- **To do**: Every entry must be duplicated precisely as written.

--- START Input rows ---

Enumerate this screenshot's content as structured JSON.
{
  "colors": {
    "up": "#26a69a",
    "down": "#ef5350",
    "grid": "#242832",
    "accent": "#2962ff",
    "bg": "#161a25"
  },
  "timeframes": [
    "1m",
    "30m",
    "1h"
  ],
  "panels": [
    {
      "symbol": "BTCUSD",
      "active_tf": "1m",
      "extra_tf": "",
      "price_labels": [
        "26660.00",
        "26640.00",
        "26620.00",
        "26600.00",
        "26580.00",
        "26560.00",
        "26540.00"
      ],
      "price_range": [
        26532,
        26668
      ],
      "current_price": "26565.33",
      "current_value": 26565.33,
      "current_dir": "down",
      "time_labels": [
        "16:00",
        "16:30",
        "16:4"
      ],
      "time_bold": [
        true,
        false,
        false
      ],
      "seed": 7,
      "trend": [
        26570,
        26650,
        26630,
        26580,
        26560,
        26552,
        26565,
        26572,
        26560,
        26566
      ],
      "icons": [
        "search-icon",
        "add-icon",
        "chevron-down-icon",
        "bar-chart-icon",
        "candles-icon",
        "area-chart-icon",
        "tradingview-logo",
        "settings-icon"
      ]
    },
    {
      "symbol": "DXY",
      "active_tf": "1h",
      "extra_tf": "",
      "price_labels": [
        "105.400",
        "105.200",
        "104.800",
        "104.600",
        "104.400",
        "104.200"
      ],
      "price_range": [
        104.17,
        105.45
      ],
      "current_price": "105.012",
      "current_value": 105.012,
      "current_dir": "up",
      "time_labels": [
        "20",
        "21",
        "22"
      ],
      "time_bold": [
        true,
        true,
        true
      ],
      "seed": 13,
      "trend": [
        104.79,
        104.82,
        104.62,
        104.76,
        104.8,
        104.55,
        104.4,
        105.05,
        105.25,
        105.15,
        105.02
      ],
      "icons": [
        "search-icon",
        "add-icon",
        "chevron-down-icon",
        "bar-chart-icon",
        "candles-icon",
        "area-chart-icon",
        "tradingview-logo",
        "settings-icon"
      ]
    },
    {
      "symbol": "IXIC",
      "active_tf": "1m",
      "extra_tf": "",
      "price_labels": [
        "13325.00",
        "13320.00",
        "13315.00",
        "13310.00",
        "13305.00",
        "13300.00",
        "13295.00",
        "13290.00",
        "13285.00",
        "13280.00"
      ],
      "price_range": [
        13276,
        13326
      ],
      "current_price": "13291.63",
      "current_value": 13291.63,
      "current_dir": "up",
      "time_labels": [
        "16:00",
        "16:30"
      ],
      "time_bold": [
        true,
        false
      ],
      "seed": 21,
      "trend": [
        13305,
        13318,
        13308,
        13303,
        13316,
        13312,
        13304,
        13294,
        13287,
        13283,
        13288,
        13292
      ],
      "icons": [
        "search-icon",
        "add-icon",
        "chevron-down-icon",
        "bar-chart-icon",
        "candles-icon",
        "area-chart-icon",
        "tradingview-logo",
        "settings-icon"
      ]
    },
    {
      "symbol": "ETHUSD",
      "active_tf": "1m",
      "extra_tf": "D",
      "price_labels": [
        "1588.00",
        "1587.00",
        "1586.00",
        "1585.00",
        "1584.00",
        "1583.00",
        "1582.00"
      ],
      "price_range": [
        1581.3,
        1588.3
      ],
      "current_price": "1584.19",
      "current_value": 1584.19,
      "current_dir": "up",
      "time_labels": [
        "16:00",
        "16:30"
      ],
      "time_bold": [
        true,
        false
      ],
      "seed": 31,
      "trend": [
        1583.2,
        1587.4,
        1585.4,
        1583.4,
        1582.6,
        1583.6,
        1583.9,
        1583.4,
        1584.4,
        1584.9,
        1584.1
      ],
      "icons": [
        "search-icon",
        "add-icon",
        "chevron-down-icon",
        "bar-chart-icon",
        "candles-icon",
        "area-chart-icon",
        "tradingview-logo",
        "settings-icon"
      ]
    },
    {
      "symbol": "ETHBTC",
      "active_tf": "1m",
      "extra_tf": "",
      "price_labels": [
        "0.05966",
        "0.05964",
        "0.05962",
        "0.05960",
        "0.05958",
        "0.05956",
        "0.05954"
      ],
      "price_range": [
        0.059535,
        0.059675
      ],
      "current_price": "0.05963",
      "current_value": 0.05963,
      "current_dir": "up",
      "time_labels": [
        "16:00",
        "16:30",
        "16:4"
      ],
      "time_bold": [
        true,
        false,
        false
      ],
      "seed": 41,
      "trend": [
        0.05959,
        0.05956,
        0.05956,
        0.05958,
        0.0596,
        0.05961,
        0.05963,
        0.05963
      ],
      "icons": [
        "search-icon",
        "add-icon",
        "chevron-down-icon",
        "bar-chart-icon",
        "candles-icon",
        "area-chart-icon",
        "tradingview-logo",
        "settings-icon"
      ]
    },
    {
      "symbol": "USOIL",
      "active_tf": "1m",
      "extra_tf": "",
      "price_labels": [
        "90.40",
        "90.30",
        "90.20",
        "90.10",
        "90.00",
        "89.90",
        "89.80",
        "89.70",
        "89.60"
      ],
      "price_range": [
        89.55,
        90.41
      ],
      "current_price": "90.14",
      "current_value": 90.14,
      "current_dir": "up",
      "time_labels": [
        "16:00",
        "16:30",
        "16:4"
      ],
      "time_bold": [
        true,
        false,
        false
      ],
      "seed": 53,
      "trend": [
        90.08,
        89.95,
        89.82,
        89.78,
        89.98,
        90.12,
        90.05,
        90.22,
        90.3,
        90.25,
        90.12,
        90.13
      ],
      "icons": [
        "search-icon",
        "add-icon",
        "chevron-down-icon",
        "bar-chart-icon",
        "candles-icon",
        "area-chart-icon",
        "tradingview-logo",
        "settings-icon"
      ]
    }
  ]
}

--- END Input rows ---

- **Written answer**:
Enumerate this screenshot's content as structured JSON.
{
  "colors": {
    "up": "#26a69a",
    "down": "#ef5350",
    "grid": "#242832",
    "accent": "#2962ff",
    "bg": "#161a25"
  },
  "timeframes": [
    "1m",
    "30m",
    "1h"
  ],
  "panels": [
    {
      "symbol": "BTCUSD",
      "active_tf": "1m",
      "extra_tf": "",
      "price_labels": [
        "26660.00",
        "26640.00",
        "26620.00",
        "26600.00",
        "26580.00",
        "26560.00",
        "26540.00"
      ],
      "price_range": [
        26532,
        26668
      ],
      "current_price": "26565.33",
      "current_value": 26565.33,
      "current_dir": "down",
      "time_labels": [
        "16:00",
        "16:30",
        "16:4"
      ],
      "time_bold": [
        true,
        false,
        false
      ],
      "seed": 7,
      "trend": [
        26570,
        26650,
        26630,
        26580,
        26560,
        26552,
        26565,
        26572,
        26560,
        26566
      ],
      "icons": [
        "search-icon",
        "add-icon",
        "chevron-down-icon",
        "bar-chart-icon",
        "candles-icon",
        "area-chart-icon",
        "tradingview-logo",
        "settings-icon"
      ]
    },
    {
      "symbol": "DXY",
      "active_tf": "1h",
      "extra_tf": "",
      "price_labels": [
        "105.400",
        "105.200",
        "104.800",
        "104.600",
        "104.400",
        "104.200"
      ],
      "price_range": [
        104.17,
        105.45
      ],
      "current_price": "105.012",
      "current_value": 105.012,
      "current_dir": "up",
      "time_labels": [
        "20",
        "21",
        "22"
      ],
      "time_bold": [
        true,
        true,
        true
      ],
      "seed": 13,
      "trend": [
        104.79,
        104.82,
        104.62,
        104.76,
        104.8,
        104.55,
        104.4,
        105.05,
        105.25,
        105.15,
        105.02
      ],
      "icons": [
        "search-icon",
        "add-icon",
        "chevron-down-icon",
        "bar-chart-icon",
        "candles-icon",
        "area-chart-icon",
        "tradingview-logo",
        "settings-icon"
      ]
    },
    {
      "symbol": "IXIC",
      "active_tf": "1m",
      "extra_tf": "",
      "price_labels": [
        "13325.00",
        "13320.00",
        "13315.00",
        "13310.00",
        "13305.00",
        "13300.00",
        "13295.00",
        "13290.00",
        "13285.00",
        "13280.00"
      ],
      "price_range": [
        13276,
        13326
      ],
      "current_price": "13291.63",
      "current_value": 13291.63,
      "current_dir": "up",
      "time_labels": [
        "16:00",
        "16:30"
      ],
      "time_bold": [
        true,
        false
      ],
      "seed": 21,
      "trend": [
        13305,
        13318,
        13308,
        13303,
        13316,
        13312,
        13304,
        13294,
        13287,
        13283,
        13288,
        13292
      ],
      "icons": [
        "search-icon",
        "add-icon",
        "chevron-down-icon",
        "bar-chart-icon",
        "candles-icon",
        "area-chart-icon",
        "tradingview-logo",
        "settings-icon"
      ]
    },
    {
      "symbol": "ETHUSD",
      "active_tf": "1m",
      "extra_tf": "D",
      "price_labels": [
        "1588.00",
        "1587.00",
        "1586.00",
        "1585.00",
        "1584.00",
        "1583.00",
        "1582.00"
      ],
      "price_range": [
        1581.3,
        1588.3
      ],
      "current_price": "1584.19",
      "current_value": 1584.19,
      "current_dir": "up",
      "time_labels": [
        "16:00",
        "16:30"
      ],
      "time_bold": [
        true,
        false
      ],
      "seed": 31,
      "trend": [
        1583.2,
        1587.4,
        1585.4,
        1583.4,
        1582.6,
        1583.6,
        1583.9,
        1583.4,
        1584.4,
        1584.9,
        1584.1
      ],
      "icons": [
        "search-icon",
        "add-icon",
        "chevron-down-icon",
        "bar-chart-icon",
        "candles-icon",
        "area-chart-icon",
        "tradingview-logo",
        "settings-icon"
      ]
    },
    {
      "symbol": "ETHBTC",
      "active_tf": "1m",
      "extra_tf": "",
      "price_labels": [
        "0.05966",
        "0.05964",
        "0.05962",
        "0.05960",
        "0.05958",
        "0.05956",
        "0.05954"
      ],
      "price_range": [
        0.059535,
        0.059675
      ],
      "current_price": "0.05963",
      "current_value": 0.05963,
      "current_dir": "up",
      "time_labels": [
        "16:00",
        "16:30",
        "16:4"
      ],
      "time_bold": [
        true,
        false,
        false
      ],
      "seed": 41,
      "trend": [
        0.05959,
        0.05956,
        0.05956,
        0.05958,
        0.0596,
        0.05961,
        0.05963,
        0.05963
      ],
      "icons": [
        "search-icon",
        "add-icon",
        "chevron-down-icon",
        "bar-chart-icon",
        "candles-icon",
        "area-chart-icon",
        "tradingview-logo",
        "settings-icon"
      ]
    },
    {
      "symbol": "USOIL",
      "active_tf": "1m",
      "extra_tf": "",
      "price_labels": [
        "90.40",
        "90.30",
        "90.20",
        "90.10",
        "90.00",
        "89.90",
        "89.80",
        "89.70",
        "89.60"
      ],
      "price_range": [
        89.55,
        90.41
      ],
      "current_price": "90.14",
      "current_value": 90.14,
      "current_dir": "up",
      "time_labels": [
        "16:00",
        "16:30",
        "16:4"
      ],
      "time_bold": [
        true,
        false,
        false
      ],
      "seed": 53,
      "trend": [
        90.08,
        89.95,
        89.82,
        89.78,
        89.98,
        90.12,
        90.05,
        90.22,
        90.3,
        90.25,
        90.12,
        90.13
      ],
      "icons": [
        "search-icon",
        "add-icon",
        "chevron-down-icon",
        "bar-chart-icon",
        "candles-icon",
        "area-chart-icon",
        "tradingview-logo",
        "settings-icon"
      ]
    }
  ]
}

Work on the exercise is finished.